- RAW RECORDS
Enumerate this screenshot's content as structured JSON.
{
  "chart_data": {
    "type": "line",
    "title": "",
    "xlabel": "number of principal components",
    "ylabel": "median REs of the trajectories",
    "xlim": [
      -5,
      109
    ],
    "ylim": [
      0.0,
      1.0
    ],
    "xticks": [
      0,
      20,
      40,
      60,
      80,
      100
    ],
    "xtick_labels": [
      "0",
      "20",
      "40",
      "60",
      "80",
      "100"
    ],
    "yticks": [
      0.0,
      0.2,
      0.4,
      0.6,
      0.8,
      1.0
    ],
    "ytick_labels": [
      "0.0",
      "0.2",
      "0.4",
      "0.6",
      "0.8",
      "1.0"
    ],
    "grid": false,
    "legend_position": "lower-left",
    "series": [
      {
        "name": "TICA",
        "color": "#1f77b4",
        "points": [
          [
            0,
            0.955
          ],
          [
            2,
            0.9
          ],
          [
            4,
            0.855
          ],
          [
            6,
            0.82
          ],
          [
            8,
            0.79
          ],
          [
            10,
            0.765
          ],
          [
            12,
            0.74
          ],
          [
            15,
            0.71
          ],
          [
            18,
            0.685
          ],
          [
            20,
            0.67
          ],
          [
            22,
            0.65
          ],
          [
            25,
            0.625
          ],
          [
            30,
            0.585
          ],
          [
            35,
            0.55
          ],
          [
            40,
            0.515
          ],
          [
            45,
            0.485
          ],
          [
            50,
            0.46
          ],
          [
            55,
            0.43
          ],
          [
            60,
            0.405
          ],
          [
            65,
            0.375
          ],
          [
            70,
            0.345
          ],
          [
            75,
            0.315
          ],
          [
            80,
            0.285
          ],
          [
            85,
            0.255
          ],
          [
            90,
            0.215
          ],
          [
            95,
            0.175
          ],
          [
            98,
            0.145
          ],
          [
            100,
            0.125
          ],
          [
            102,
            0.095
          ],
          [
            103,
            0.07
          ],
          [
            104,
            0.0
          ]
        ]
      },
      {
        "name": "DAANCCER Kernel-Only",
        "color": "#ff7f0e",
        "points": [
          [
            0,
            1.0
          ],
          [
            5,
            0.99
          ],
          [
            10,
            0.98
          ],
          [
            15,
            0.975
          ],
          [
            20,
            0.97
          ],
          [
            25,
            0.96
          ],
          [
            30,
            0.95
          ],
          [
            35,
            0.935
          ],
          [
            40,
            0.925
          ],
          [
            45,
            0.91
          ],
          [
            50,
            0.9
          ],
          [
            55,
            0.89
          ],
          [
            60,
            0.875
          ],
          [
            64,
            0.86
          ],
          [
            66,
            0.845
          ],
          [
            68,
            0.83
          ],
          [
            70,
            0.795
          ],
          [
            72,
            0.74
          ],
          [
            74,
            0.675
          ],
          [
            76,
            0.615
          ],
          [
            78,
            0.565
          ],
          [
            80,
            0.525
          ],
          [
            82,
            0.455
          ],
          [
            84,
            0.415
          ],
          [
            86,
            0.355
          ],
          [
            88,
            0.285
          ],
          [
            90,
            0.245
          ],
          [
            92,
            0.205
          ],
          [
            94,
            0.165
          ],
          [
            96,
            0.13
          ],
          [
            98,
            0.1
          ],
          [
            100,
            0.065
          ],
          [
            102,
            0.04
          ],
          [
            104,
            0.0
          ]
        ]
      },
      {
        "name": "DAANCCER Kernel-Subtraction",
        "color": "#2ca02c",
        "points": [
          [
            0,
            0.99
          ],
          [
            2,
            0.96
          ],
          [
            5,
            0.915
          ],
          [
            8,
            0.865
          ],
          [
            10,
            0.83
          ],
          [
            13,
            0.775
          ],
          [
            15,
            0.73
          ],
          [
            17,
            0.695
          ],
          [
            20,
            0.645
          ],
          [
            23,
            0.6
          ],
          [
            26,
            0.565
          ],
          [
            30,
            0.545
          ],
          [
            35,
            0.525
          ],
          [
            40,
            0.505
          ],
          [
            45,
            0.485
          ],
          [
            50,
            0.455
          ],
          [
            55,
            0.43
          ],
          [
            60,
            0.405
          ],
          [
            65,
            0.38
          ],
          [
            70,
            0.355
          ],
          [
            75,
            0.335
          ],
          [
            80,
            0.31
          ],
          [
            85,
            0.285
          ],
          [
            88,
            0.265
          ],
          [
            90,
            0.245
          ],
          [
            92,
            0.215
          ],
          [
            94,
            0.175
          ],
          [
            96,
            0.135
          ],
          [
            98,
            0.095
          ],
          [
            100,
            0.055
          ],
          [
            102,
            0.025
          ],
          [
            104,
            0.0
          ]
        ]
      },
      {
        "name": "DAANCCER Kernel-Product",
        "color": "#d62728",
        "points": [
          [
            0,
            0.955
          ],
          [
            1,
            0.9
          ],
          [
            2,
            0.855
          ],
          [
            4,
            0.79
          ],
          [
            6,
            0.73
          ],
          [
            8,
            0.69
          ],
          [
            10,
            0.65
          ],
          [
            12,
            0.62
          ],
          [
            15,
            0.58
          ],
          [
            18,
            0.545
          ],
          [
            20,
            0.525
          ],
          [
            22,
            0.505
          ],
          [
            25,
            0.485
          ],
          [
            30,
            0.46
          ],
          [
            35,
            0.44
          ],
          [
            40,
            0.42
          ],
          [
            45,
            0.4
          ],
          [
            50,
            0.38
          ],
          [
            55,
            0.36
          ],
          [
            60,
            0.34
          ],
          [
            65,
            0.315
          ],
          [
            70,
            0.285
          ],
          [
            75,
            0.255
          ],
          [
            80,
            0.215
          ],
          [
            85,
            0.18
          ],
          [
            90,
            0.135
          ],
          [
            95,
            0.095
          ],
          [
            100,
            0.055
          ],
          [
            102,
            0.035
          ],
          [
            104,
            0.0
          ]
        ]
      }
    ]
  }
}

- WORK TO BE COMPLETED
All of the material above needs to be copied exactly.

- SOLUTION
Enumerate this screenshot's content as structured JSON.
{
  "chart_data": {
    "type": "line",
    "title": "",
    "xlabel": "number of principal components",
    "ylabel": "median REs of the trajectories",
    "xlim": [
      -5,
      109
    ],
    "ylim": [
      0.0,
      1.0
    ],
    "xticks": [
      0,
      20,
      40,
      60,
      80,
      100
    ],
    "xtick_labels": [
      "0",
      "20",
      "40",
      "60",
      "80",
      "100"
    ],
    "yticks": [
      0.0,
      0.2,
      0.4,
      0.6,
      0.8,
      1.0
    ],
    "ytick_labels": [
      "0.0",
      "0.2",
      "0.4",
      "0.6",
      "0.8",
      "1.0"
    ],
    "grid": false,
    "legend_position": "lower-left",
    "series": [
      {
        "name": "TICA",
        "color": "#1f77b4",
        "points": [
          [
            0,
            0.955
          ],
          [
            2,
            0.9
          ],
          [
            4,
            0.855
          ],
          [
            6,
            0.82
          ],
          [
            8,
            0.79
          ],
          [
            10,
            0.765
          ],
          [
            12,
            0.74
          ],
          [
            15,
            0.71
          ],
          [
            18,
            0.685
          ],
          [
            20,
            0.67
          ],
          [
            22,
            0.65
          ],
          [
            25,
            0.625
          ],
          [
            30,
            0.585
          ],
          [
            35,
            0.55
          ],
          [
            40,
            0.515
          ],
          [
            45,
            0.485
          ],
          [
            50,
            0.46
          ],
          [
            55,
            0.43
          ],
          [
            60,
            0.405
          ],
          [
            65,
            0.375
          ],
          [
            70,
            0.345
          ],
          [
            75,
            0.315
          ],
          [
            80,
            0.285
          ],
          [
            85,
            0.255
          ],
          [
            90,
            0.215
          ],
          [
            95,
            0.175
          ],
          [
            98,
            0.145
          ],
          [
            100,
            0.125
          ],
          [
            102,
            0.095
          ],
          [
            103,
            0.07
          ],
          [
            104,
            0.0
          ]
        ]
      },
      {
        "name": "DAANCCER Kernel-Only",
        "color": "#ff7f0e",
        "points": [
          [
            0,
            1.0
          ],
          [
            5,
            0.99
          ],
          [
            10,
            0.98
          ],
          [
            15,
            0.975
          ],
          [
            20,
            0.97
          ],
          [
            25,
            0.96
          ],
          [
            30,
            0.95
          ],
          [
            35,
            0.935
          ],
          [
            40,
            0.925
          ],
          [
            45,
            0.91
          ],
          [
            50,
            0.9
          ],
          [
            55,
            0.89
          ],
          [
            60,
            0.875
          ],
          [
            64,
            0.86
          ],
          [
            66,
            0.845
          ],
          [
            68,
            0.83
          ],
          [
            70,
            0.795
          ],
          [
            72,
            0.74
          ],
          [
            74,
            0.675
          ],
          [
            76,
            0.615
          ],
          [
            78,
            0.565
          ],
          [
            80,
            0.525
          ],
          [
            82,
            0.455
          ],
          [
            84,
            0.415
          ],
          [
            86,
            0.355
          ],
          [
            88,
            0.285
          ],
          [
            90,
            0.245
          ],
          [
            92,
            0.205
          ],
          [
            94,
            0.165
          ],
          [
            96,
            0.13
          ],
          [
            98,
            0.1
          ],
          [
            100,
            0.065
          ],
          [
            102,
            0.04
          ],
          [
            104,
            0.0
          ]
        ]
      },
      {
        "name": "DAANCCER Kernel-Subtraction",
        "color": "#2ca02c",
        "points": [
          [
            0,
            0.99
          ],
          [
            2,
            0.96
          ],
          [
            5,
            0.915
          ],
          [
            8,
            0.865
          ],
          [
            10,
            0.83
          ],
          [
            13,
            0.775
          ],
          [
            15,
            0.73
          ],
          [
            17,
            0.695
          ],
          [
            20,
            0.645
          ],
          [
            23,
            0.6
          ],
          [
            26,
            0.565
          ],
          [
            30,
            0.545
          ],
          [
            35,
            0.525
          ],
          [
            40,
            0.505
          ],
          [
            45,
            0.485
          ],
          [
            50,
            0.455
          ],
          [
            55,
            0.43
          ],
          [
            60,
            0.405
          ],
          [
            65,
            0.38
          ],
          [
            70,
            0.355
          ],
          [
            75,
            0.335
          ],
          [
            80,
            0.31
          ],
          [
            85,
            0.285
          ],
          [
            88,
            0.265
          ],
          [
            90,
            0.245
          ],
          [
            92,
            0.215
          ],
          [
            94,
            0.175
          ],
          [
            96,
            0.135
          ],
          [
            98,
            0.095
          ],
          [
            100,
            0.055
          ],
          [
            102,
            0.025
          ],
          [
            104,
            0.0
          ]
        ]
      },
      {
        "name": "DAANCCER Kernel-Product",
        "color": "#d62728",
        "points": [
          [
            0,
            0.955
          ],
          [
            1,
            0.9
          ],
          [
            2,
            0.855
          ],
          [
            4,
            0.79
          ],
          [
            6,
            0.73
          ],
          [
            8,
            0.69
          ],
          [
            10,
            0.65
          ],
          [
            12,
            0.62
          ],
          [
            15,
            0.58
          ],
          [
            18,
            0.545
          ],
          [
            20,
            0.525
          ],
          [
            22,
            0.505
          ],
          [
            25,
            0.485
          ],
          [
            30,
            0.46
          ],
          [
            35,
            0.44
          ],
          [
            40,
            0.42
          ],
          [
            45,
            0.4
          ],
          [
            50,
            0.38
          ],
          [
            55,
            0.36
          ],
          [
            60,
            0.34
          ],
          [
            65,
            0.315
          ],
          [
            70,
            0.285
          ],
          [
            75,
            0.255
          ],
          [
            80,
            0.215
          ],
          [
            85,
            0.18
          ],
          [
            90,
            0.135
          ],
          [
            95,
            0.095
          ],
          [
            100,
            0.055
          ],
          [
            102,
            0.035
          ],
          [
            104,
            0.0
          ]
        ]
      }
    ]
  }
}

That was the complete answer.